◆ Task details
The required output is the line that contains "Convert this screenshot" plus every line after it in the listing below, copied exactly as it appears.

◆ Input for this task
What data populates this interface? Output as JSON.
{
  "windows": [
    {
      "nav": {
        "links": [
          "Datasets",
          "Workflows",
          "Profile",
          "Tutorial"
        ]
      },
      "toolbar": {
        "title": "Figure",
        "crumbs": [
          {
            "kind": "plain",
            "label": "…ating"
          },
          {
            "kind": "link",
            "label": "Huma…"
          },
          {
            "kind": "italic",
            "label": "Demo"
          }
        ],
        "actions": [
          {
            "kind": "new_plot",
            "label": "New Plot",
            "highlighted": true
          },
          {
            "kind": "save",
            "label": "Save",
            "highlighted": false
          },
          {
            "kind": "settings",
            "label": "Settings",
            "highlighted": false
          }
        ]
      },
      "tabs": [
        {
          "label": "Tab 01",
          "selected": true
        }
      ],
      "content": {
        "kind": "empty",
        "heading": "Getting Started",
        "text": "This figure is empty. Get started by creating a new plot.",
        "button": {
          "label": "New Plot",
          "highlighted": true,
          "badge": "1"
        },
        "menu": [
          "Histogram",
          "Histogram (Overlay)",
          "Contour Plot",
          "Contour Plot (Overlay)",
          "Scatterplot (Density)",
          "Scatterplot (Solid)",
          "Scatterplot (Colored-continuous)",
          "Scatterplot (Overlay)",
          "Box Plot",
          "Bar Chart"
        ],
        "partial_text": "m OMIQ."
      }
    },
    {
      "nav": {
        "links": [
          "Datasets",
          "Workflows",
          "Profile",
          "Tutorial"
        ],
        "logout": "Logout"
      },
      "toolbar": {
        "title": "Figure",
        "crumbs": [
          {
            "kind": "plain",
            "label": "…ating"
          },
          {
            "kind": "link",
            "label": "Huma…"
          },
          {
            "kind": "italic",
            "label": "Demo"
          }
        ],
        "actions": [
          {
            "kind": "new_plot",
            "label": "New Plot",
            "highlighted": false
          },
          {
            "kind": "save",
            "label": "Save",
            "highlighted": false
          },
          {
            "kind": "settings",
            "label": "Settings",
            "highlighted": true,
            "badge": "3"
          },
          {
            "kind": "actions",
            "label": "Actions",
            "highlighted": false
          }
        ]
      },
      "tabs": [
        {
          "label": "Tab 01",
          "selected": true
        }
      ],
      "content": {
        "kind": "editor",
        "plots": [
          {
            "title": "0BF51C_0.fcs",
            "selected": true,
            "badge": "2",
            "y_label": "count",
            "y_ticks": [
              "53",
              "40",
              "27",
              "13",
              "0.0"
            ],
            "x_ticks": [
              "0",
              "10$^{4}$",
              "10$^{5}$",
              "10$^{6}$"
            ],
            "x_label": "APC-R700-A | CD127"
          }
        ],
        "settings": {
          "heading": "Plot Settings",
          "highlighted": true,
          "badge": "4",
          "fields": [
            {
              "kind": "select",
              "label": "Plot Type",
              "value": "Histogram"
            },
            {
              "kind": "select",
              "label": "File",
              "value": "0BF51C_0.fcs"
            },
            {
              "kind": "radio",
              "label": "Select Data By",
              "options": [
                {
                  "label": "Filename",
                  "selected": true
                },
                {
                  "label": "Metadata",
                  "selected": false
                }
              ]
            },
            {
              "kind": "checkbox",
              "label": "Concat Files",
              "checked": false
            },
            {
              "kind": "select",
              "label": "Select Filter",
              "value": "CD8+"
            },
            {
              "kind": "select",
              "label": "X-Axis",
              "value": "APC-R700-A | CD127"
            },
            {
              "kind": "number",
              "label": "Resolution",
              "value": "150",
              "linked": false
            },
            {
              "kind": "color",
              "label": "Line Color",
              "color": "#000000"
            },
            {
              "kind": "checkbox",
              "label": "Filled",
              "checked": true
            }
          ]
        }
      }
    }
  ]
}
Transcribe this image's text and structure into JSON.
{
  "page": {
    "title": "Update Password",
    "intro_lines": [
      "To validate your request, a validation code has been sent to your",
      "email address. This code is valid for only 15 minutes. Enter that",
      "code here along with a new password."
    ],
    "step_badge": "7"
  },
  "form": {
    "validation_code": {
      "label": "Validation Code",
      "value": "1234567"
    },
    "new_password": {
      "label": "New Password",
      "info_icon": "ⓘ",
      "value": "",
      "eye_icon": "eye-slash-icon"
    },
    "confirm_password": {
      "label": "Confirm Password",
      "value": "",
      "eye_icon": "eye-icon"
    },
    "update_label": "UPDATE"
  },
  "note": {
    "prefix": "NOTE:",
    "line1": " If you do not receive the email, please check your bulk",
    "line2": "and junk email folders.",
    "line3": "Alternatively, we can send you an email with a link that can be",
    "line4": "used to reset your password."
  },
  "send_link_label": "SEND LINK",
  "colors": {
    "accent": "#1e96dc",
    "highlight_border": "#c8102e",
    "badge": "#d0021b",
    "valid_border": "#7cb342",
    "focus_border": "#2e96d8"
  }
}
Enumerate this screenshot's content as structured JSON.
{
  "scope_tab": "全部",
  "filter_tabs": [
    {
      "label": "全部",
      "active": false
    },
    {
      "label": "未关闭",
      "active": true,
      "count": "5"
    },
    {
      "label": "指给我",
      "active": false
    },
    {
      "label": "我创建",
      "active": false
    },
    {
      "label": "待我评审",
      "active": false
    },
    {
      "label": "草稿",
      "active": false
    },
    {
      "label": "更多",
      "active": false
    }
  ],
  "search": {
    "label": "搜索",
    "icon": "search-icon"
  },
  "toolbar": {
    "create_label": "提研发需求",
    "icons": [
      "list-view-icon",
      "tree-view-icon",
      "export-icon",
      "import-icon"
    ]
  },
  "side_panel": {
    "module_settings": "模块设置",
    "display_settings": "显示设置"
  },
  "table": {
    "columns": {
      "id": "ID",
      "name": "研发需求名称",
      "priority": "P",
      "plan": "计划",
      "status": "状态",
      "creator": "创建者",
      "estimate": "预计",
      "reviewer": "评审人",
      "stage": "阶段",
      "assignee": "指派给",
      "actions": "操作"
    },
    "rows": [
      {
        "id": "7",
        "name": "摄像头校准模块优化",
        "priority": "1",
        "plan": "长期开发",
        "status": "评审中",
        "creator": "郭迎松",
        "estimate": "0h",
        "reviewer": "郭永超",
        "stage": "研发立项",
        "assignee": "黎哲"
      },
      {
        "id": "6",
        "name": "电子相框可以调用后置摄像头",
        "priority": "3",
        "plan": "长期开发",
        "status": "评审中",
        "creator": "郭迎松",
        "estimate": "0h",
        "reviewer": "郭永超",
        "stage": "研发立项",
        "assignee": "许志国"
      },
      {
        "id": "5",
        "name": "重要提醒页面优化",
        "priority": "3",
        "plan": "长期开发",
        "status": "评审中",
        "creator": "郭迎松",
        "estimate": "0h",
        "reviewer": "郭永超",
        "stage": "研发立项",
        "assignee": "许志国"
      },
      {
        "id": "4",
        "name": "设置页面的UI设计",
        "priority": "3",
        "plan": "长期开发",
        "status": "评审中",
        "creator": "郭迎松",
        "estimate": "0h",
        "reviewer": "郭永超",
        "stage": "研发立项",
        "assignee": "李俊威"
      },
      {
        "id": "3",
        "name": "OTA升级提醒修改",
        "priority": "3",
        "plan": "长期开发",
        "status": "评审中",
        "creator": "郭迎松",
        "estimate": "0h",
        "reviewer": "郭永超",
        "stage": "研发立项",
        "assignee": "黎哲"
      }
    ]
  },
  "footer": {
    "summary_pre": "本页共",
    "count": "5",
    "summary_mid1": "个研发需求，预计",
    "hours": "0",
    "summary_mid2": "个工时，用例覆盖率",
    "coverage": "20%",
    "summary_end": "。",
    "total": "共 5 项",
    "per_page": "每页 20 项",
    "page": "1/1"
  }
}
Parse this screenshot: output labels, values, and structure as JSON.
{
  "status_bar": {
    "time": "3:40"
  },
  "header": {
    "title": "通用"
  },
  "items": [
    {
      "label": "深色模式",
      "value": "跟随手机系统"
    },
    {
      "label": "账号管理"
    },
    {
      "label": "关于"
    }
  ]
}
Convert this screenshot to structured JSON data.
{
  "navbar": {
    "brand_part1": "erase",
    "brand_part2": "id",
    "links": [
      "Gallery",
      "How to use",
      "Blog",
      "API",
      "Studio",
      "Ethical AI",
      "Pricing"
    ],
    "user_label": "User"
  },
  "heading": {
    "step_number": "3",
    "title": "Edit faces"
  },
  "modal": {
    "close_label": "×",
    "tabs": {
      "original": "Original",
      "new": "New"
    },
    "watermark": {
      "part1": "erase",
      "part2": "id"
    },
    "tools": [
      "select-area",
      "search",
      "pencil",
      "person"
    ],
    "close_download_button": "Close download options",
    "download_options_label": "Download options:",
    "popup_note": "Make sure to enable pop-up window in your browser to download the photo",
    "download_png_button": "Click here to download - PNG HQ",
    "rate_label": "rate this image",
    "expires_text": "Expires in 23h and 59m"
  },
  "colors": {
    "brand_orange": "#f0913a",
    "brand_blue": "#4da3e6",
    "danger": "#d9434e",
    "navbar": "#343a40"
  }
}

◆ In response
Convert this screenshot to structured JSON data.
{
  "navbar": {
    "brand_part1": "erase",
    "brand_part2": "id",
    "links": [
      "Gallery",
      "How to use",
      "Blog",
      "API",
      "Studio",
      "Ethical AI",
      "Pricing"
    ],
    "user_label": "User"
  },
  "heading": {
    "step_number": "3",
    "title": "Edit faces"
  },
  "modal": {
    "close_label": "×",
    "tabs": {
      "original": "Original",
      "new": "New"
    },
    "watermark": {
      "part1": "erase",
      "part2": "id"
    },
    "tools": [
      "select-area",
      "search",
      "pencil",
      "person"
    ],
    "close_download_button": "Close download options",
    "download_options_label": "Download options:",
    "popup_note": "Make sure to enable pop-up window in your browser to download the photo",
    "download_png_button": "Click here to download - PNG HQ",
    "rate_label": "rate this image",
    "expires_text": "Expires in 23h and 59m"
  },
  "colors": {
    "brand_orange": "#f0913a",
    "brand_blue": "#4da3e6",
    "danger": "#d9434e",
    "navbar": "#343a40"
  }
}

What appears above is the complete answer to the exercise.